→ **Aim of the task**:
Which lines hold the word "from"? Show each of them.

Extracted data entries
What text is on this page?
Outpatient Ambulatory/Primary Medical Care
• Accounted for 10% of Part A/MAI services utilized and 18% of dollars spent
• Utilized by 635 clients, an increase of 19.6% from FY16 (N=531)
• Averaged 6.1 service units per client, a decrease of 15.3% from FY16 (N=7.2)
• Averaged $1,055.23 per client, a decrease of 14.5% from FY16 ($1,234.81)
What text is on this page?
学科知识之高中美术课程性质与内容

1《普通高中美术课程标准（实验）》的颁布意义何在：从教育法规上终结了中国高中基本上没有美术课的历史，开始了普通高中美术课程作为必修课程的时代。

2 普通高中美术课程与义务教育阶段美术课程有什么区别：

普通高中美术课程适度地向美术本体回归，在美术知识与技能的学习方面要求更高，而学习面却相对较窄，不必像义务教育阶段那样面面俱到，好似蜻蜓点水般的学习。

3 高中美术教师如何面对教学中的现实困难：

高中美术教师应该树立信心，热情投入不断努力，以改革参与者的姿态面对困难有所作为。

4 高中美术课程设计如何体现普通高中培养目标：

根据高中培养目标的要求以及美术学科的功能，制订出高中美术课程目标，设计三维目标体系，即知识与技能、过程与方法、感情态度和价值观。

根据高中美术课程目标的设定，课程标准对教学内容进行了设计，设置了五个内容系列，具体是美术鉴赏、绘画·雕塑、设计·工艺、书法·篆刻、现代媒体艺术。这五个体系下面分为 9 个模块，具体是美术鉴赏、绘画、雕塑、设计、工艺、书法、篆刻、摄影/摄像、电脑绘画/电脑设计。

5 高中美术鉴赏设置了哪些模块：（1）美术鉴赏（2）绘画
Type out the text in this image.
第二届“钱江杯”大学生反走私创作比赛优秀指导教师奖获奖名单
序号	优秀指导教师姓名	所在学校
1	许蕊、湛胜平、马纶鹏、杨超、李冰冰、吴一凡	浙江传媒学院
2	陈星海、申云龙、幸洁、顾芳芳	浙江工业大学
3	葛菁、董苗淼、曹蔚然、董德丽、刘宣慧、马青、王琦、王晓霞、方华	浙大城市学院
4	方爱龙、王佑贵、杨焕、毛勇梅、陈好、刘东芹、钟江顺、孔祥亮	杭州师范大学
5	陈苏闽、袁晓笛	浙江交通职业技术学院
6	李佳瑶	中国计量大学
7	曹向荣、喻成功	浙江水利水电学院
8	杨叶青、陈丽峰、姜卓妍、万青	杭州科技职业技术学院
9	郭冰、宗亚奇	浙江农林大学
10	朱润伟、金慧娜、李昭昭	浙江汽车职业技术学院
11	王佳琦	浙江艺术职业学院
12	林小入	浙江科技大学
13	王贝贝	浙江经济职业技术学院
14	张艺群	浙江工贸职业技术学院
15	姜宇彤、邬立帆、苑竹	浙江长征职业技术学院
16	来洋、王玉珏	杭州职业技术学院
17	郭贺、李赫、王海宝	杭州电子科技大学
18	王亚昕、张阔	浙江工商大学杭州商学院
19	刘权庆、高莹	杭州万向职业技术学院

→ **Exercise result**:
• Utilized by 635 clients, an increase of 19.6% from FY16 (N=531)
• Averaged 6.1 service units per client, a decrease of 15.3% from FY16 (N=7.2)
• Averaged $1,055.23 per client, a decrease of 14.5% from FY16 ($1,234.81)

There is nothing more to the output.